▶ _Exercise materials_
....

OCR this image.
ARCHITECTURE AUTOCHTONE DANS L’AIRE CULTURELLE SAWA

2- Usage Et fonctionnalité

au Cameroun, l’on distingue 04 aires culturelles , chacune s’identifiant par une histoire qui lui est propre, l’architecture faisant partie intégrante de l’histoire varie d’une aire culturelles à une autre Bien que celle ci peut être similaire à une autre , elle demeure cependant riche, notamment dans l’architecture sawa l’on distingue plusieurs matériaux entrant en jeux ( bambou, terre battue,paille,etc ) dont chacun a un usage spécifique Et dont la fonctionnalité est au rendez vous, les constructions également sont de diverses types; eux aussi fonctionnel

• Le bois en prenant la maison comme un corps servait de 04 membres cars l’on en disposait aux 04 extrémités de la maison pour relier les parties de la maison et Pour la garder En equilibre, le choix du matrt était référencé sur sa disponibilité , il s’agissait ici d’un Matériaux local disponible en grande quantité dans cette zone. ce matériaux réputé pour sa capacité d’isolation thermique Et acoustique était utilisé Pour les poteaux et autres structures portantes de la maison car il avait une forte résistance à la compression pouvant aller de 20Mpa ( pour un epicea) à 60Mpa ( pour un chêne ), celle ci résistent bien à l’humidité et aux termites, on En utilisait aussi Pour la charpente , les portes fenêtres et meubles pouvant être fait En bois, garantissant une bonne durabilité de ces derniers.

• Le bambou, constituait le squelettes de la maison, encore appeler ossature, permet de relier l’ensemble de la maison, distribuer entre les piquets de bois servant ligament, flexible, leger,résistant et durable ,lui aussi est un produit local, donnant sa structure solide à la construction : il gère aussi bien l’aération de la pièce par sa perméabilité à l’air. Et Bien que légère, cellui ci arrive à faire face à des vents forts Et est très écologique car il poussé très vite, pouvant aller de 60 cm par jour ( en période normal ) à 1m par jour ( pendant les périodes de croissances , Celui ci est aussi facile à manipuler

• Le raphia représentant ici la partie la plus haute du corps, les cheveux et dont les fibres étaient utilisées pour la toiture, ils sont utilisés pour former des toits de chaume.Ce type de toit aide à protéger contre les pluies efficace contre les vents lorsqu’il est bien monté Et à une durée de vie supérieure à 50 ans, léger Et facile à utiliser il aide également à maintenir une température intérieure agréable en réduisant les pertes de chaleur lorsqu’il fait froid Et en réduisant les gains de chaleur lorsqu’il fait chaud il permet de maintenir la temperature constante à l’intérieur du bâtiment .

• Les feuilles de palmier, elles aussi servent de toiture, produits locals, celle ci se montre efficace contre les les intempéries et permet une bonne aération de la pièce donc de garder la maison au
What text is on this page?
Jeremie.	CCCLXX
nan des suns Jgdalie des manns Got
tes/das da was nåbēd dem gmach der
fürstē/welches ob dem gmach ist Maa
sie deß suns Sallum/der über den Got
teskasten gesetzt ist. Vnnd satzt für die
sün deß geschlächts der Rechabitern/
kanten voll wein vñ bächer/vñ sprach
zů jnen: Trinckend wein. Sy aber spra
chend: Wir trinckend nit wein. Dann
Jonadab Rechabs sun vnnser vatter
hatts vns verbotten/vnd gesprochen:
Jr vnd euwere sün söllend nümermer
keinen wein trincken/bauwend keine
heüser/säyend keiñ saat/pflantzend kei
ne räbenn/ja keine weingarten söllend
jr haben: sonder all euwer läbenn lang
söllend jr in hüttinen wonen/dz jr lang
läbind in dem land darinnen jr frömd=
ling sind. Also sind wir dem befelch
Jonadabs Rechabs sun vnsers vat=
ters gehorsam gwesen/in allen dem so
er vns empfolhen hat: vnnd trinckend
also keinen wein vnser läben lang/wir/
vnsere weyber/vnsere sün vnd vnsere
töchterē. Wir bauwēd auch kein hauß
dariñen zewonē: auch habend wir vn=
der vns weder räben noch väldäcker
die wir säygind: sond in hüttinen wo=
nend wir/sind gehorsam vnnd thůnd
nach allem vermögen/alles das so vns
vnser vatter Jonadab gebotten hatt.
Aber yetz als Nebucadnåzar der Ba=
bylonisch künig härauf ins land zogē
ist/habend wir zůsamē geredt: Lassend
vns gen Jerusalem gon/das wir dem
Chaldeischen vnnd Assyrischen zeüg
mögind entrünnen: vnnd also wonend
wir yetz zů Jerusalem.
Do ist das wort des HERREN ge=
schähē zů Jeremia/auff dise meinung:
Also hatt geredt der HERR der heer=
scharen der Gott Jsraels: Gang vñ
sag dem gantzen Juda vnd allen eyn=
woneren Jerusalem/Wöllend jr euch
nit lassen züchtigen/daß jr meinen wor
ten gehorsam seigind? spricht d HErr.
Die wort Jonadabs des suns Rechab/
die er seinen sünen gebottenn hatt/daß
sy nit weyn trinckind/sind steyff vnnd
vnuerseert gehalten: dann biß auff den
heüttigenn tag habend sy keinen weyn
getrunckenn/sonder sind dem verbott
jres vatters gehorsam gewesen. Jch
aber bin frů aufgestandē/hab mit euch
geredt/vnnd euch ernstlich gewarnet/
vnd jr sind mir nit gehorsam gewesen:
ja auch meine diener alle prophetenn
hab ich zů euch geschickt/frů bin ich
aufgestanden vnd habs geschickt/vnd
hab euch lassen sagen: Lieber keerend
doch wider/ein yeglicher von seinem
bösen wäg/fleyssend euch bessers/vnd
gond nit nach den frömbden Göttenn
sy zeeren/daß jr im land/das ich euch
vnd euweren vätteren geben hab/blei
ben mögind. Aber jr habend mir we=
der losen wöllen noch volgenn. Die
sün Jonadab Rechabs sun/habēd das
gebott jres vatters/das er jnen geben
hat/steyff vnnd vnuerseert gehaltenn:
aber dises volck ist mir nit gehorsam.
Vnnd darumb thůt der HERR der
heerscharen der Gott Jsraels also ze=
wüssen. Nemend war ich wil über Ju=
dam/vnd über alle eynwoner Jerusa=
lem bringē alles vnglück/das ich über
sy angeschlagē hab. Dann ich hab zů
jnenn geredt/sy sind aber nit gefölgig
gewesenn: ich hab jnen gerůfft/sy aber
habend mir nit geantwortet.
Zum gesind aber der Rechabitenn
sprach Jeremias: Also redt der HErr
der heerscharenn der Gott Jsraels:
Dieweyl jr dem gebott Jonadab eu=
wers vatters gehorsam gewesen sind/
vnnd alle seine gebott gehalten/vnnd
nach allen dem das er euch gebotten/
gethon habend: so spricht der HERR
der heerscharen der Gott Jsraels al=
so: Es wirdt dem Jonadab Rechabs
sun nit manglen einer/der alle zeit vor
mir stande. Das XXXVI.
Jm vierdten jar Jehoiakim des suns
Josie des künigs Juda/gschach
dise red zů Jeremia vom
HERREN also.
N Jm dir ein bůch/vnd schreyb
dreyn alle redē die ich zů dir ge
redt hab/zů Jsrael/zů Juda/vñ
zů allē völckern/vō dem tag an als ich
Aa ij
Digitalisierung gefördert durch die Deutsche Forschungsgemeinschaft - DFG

....

▶ _Set problem_
Copy every line above in which the string "bambou" shows up.

▶ _Result_
au Cameroun, l’on distingue 04 aires culturelles , chacune s’identifiant par une histoire qui lui est propre, l’architecture faisant partie intégrante de l’histoire varie d’une aire culturelles à une autre Bien que celle ci peut être similaire à une autre , elle demeure cependant riche, notamment dans l’architecture sawa l’on distingue plusieurs matériaux entrant en jeux ( bambou, terre battue,paille,etc ) dont chacun a un usage spécifique Et dont la fonctionnalité est au rendez vous, les constructions également sont de diverses types; eux aussi fonctionnel
• Le bambou, constituait le squelettes de la maison, encore appeler ossature, permet de relier l’ensemble de la maison, distribuer entre les piquets de bois servant ligament, flexible, leger,résistant et durable ,lui aussi est un produit local, donnant sa structure solide à la construction : il gère aussi bien l’aération de la pièce par sa perméabilité à l’air. Et Bien que légère, cellui ci arrive à faire face à des vents forts Et est très écologique car il poussé très vite, pouvant aller de 60 cm par jour ( en période normal ) à 1m par jour ( pendant les périodes de croissances , Celui ci est aussi facile à manipuler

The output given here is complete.